## Start Data lines
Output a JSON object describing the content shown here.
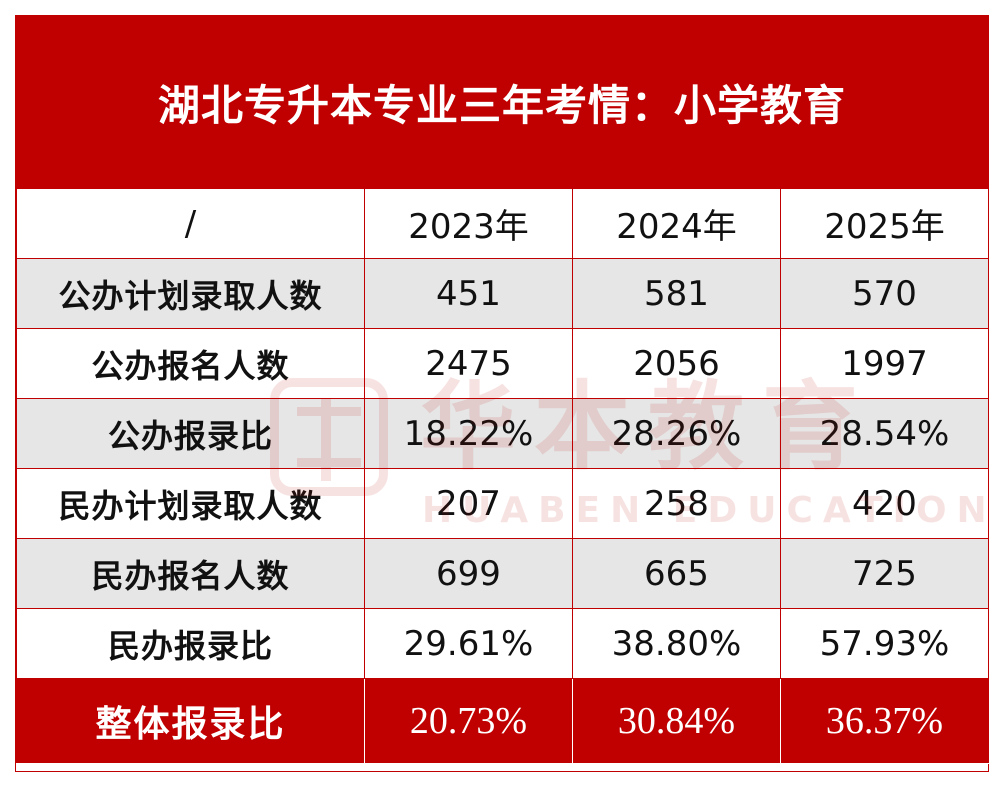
{
  "title": "湖北专升本专业三年考情：小学教育",
  "header": {
    "corner": "/",
    "years": [
      "2023年",
      "2024年",
      "2025年"
    ]
  },
  "rows": [
    {
      "label": "公办计划录取人数",
      "values": [
        "451",
        "581",
        "570"
      ]
    },
    {
      "label": "公办报名人数",
      "values": [
        "2475",
        "2056",
        "1997"
      ]
    },
    {
      "label": "公办报录比",
      "values": [
        "18.22%",
        "28.26%",
        "28.54%"
      ]
    },
    {
      "label": "民办计划录取人数",
      "values": [
        "207",
        "258",
        "420"
      ]
    },
    {
      "label": "民办报名人数",
      "values": [
        "699",
        "665",
        "725"
      ]
    },
    {
      "label": "民办报录比",
      "values": [
        "29.61%",
        "38.80%",
        "57.93%"
      ]
    }
  ],
  "total": {
    "label": "整体报录比",
    "values": [
      "20.73%",
      "30.84%",
      "36.37%"
    ]
  },
  "watermark": {
    "cn": "华本教育",
    "en": "HUABEN EDUCATION",
    "icon": "huaben-logo-icon"
  },
  "colors": {
    "accent": "#c00000",
    "shade": "#e6e6e6",
    "text": "#111111"
  }
}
## End Data lines
| Task brief |
Show the lines where the word "label" appears in the entries.

| Result for this task |
      "label": "公办计划录取人数",
      "label": "公办报名人数",
      "label": "公办报录比",
      "label": "民办计划录取人数",
      "label": "民办报名人数",
      "label": "民办报录比",
    "label": "整体报录比",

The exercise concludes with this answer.